▶ **Material**

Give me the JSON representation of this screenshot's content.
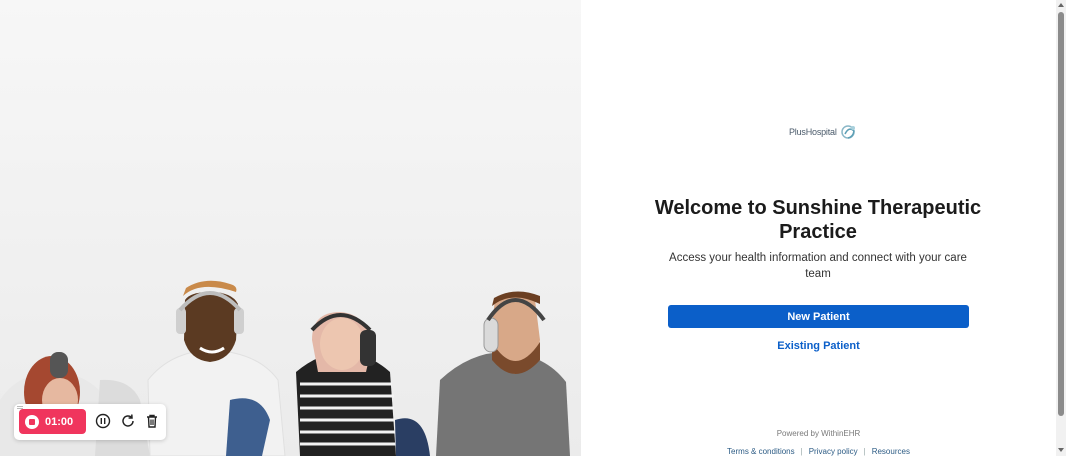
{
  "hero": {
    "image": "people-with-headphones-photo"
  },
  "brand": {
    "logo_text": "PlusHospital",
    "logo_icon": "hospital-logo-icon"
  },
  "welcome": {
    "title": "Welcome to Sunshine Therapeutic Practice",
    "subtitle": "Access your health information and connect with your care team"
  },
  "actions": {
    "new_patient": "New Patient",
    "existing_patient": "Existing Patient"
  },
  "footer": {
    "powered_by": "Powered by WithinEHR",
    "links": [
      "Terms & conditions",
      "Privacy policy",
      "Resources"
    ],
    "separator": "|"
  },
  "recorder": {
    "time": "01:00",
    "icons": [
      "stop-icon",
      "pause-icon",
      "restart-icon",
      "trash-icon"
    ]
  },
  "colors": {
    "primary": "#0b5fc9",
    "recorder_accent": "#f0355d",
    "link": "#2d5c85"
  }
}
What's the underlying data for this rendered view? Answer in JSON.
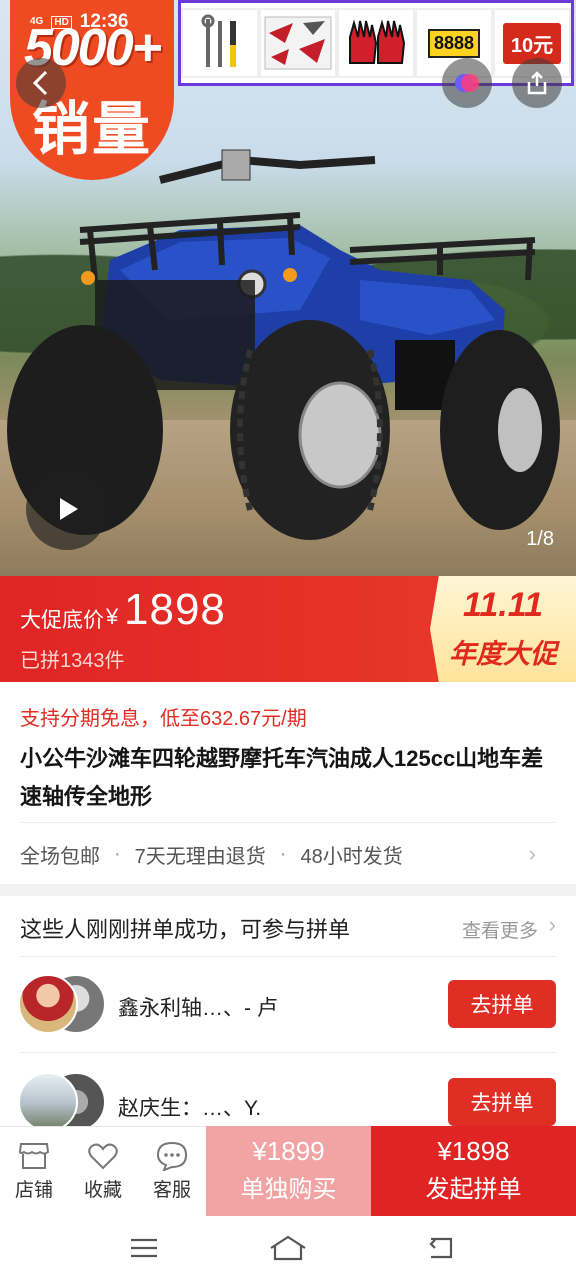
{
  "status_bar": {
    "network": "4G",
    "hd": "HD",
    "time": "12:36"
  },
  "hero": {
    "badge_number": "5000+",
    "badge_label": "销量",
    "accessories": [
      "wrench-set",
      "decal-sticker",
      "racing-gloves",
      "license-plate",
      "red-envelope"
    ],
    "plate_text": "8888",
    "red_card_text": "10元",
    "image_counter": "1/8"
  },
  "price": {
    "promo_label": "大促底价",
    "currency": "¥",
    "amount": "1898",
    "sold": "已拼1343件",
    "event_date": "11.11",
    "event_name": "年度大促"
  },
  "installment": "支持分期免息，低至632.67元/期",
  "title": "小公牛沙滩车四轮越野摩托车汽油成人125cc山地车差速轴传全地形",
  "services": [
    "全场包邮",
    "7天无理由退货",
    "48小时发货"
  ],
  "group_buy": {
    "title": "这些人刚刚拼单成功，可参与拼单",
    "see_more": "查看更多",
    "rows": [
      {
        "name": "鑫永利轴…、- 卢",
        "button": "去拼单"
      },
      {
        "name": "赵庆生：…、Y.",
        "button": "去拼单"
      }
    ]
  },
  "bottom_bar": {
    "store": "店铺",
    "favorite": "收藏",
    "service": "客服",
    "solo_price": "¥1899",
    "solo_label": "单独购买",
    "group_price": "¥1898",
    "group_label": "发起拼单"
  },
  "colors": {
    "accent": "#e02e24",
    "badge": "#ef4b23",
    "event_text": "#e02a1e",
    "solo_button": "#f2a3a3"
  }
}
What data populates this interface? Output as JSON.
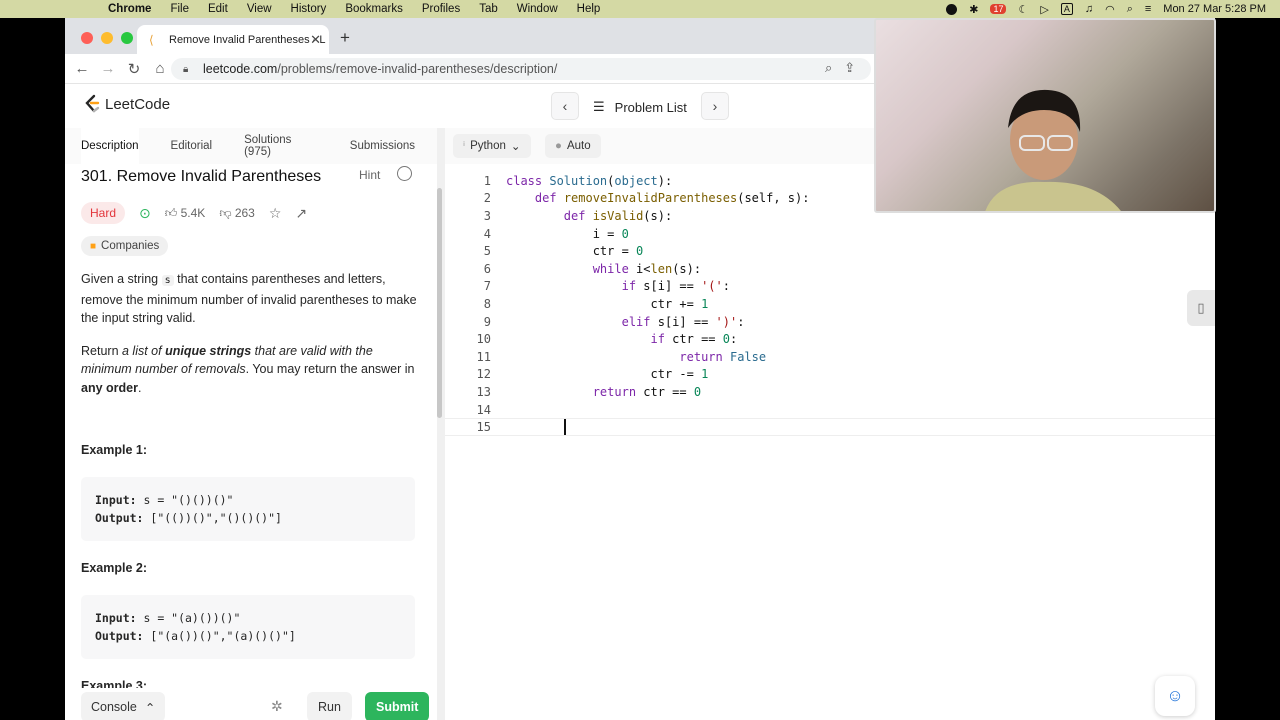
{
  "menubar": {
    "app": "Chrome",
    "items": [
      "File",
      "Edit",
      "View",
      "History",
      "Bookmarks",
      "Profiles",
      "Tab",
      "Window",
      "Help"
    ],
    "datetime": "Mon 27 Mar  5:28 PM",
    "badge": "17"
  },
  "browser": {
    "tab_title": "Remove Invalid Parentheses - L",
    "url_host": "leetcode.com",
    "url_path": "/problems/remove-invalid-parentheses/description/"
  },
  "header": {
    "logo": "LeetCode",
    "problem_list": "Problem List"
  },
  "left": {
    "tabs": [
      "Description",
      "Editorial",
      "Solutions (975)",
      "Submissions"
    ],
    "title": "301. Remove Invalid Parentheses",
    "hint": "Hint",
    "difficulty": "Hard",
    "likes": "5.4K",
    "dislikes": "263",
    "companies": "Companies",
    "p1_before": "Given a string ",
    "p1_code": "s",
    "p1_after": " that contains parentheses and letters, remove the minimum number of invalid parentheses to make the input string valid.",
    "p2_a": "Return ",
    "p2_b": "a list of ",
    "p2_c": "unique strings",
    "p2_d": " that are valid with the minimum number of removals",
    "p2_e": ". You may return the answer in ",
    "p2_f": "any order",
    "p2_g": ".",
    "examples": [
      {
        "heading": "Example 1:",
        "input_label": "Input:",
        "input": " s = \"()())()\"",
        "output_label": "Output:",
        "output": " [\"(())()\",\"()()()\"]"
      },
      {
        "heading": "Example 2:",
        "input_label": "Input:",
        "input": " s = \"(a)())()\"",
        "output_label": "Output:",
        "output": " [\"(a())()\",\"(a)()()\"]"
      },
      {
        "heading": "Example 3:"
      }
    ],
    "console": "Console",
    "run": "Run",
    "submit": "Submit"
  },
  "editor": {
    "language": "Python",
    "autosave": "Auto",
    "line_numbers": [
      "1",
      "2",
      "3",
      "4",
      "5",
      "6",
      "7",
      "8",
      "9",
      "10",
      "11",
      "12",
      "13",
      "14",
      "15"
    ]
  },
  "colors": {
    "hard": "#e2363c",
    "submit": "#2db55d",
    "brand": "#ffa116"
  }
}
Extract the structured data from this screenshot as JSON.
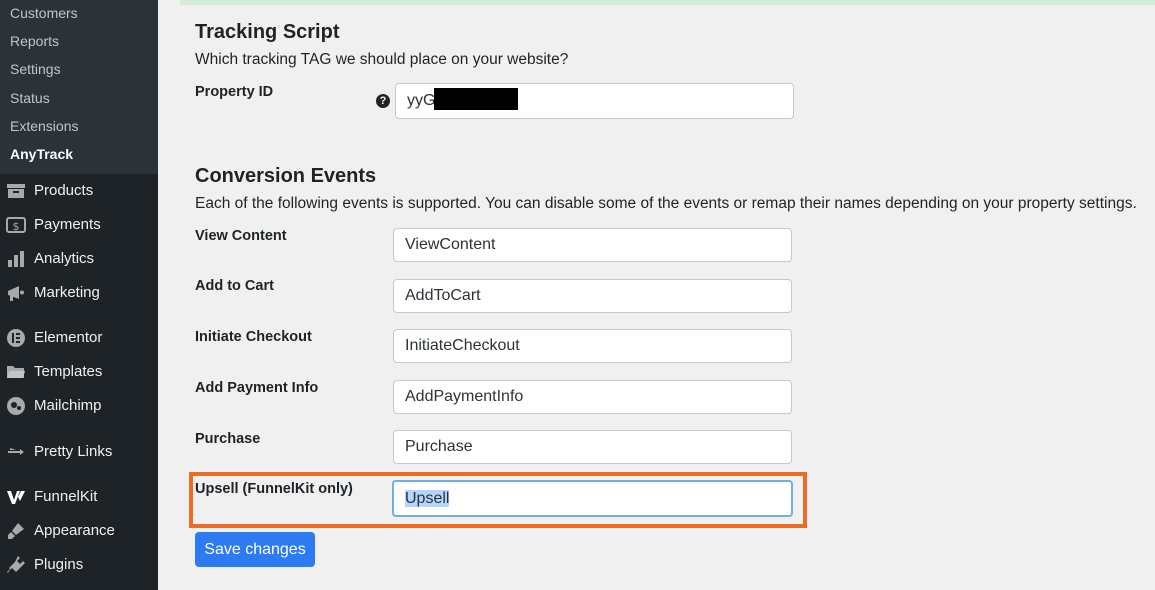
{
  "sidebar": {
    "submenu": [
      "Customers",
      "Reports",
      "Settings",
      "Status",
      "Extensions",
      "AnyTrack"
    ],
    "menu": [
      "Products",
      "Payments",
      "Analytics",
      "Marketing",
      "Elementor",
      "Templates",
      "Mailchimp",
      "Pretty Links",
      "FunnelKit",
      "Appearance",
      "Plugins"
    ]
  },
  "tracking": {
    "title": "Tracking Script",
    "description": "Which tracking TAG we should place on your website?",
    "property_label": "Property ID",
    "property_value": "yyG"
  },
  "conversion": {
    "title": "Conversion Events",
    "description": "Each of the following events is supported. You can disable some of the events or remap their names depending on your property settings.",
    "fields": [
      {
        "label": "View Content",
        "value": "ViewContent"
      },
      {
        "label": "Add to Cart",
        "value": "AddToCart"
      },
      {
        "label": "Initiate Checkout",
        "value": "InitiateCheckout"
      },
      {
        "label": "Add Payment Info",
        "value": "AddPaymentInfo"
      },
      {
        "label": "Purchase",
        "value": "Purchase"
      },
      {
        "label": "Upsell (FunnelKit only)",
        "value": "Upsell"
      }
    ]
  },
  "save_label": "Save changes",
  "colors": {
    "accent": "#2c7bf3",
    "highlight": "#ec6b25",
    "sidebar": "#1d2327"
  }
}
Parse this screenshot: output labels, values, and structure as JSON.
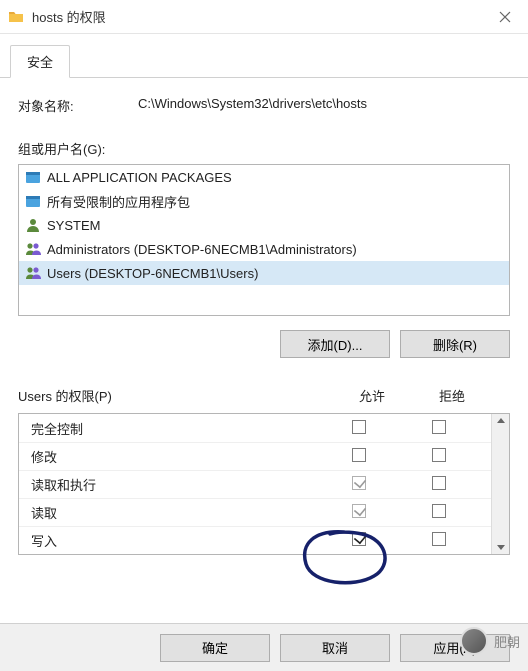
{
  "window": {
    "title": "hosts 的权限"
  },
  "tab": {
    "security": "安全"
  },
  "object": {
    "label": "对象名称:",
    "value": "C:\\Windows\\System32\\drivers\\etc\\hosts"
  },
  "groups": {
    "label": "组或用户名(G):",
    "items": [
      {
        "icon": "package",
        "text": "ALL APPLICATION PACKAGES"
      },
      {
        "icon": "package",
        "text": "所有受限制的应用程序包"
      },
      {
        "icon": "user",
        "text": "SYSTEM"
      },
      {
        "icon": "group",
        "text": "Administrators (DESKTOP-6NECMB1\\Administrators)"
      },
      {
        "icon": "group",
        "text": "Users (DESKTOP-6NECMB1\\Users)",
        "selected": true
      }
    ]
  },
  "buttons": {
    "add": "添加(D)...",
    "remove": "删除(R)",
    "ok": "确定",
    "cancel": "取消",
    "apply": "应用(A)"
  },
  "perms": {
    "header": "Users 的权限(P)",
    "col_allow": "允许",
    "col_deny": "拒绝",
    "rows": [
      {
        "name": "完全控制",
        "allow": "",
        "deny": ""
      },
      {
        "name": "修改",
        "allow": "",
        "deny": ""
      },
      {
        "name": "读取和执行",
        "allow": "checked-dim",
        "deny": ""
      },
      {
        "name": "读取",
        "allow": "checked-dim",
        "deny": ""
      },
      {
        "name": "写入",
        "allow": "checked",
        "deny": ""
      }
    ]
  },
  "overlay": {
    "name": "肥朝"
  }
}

▶ **Task description**
Go through the material above and count the lines that contain "JSON"; answer with the number alone.

▶ **Written reply**
5